Figure collection entries

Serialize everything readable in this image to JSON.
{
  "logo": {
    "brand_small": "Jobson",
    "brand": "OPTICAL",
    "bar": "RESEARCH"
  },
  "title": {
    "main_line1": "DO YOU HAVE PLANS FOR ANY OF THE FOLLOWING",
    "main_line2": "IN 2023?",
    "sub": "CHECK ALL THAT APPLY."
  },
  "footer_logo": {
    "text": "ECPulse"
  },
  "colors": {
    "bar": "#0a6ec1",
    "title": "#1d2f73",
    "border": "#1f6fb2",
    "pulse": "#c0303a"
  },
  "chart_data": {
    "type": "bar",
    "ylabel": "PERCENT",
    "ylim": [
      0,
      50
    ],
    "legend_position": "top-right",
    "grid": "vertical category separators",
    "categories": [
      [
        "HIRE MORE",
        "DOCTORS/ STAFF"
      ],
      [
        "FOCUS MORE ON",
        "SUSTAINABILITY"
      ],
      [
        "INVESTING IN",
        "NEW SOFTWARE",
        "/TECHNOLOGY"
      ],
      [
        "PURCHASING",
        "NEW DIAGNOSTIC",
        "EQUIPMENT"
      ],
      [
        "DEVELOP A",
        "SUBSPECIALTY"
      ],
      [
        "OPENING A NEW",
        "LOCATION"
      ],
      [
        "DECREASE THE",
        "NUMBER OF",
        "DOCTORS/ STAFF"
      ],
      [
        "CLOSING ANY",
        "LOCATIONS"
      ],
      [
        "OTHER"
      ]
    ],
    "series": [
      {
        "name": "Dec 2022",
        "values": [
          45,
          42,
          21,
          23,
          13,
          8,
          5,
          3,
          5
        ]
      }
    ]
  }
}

TASK PROMPT: Copy out all of the records shown above exactly.

TASK SOLUTION:
Serialize everything readable in this image to JSON.
{
  "logo": {
    "brand_small": "Jobson",
    "brand": "OPTICAL",
    "bar": "RESEARCH"
  },
  "title": {
    "main_line1": "DO YOU HAVE PLANS FOR ANY OF THE FOLLOWING",
    "main_line2": "IN 2023?",
    "sub": "CHECK ALL THAT APPLY."
  },
  "footer_logo": {
    "text": "ECPulse"
  },
  "colors": {
    "bar": "#0a6ec1",
    "title": "#1d2f73",
    "border": "#1f6fb2",
    "pulse": "#c0303a"
  },
  "chart_data": {
    "type": "bar",
    "ylabel": "PERCENT",
    "ylim": [
      0,
      50
    ],
    "legend_position": "top-right",
    "grid": "vertical category separators",
    "categories": [
      [
        "HIRE MORE",
        "DOCTORS/ STAFF"
      ],
      [
        "FOCUS MORE ON",
        "SUSTAINABILITY"
      ],
      [
        "INVESTING IN",
        "NEW SOFTWARE",
        "/TECHNOLOGY"
      ],
      [
        "PURCHASING",
        "NEW DIAGNOSTIC",
        "EQUIPMENT"
      ],
      [
        "DEVELOP A",
        "SUBSPECIALTY"
      ],
      [
        "OPENING A NEW",
        "LOCATION"
      ],
      [
        "DECREASE THE",
        "NUMBER OF",
        "DOCTORS/ STAFF"
      ],
      [
        "CLOSING ANY",
        "LOCATIONS"
      ],
      [
        "OTHER"
      ]
    ],
    "series": [
      {
        "name": "Dec 2022",
        "values": [
          45,
          42,
          21,
          23,
          13,
          8,
          5,
          3,
          5
        ]
      }
    ]
  }
}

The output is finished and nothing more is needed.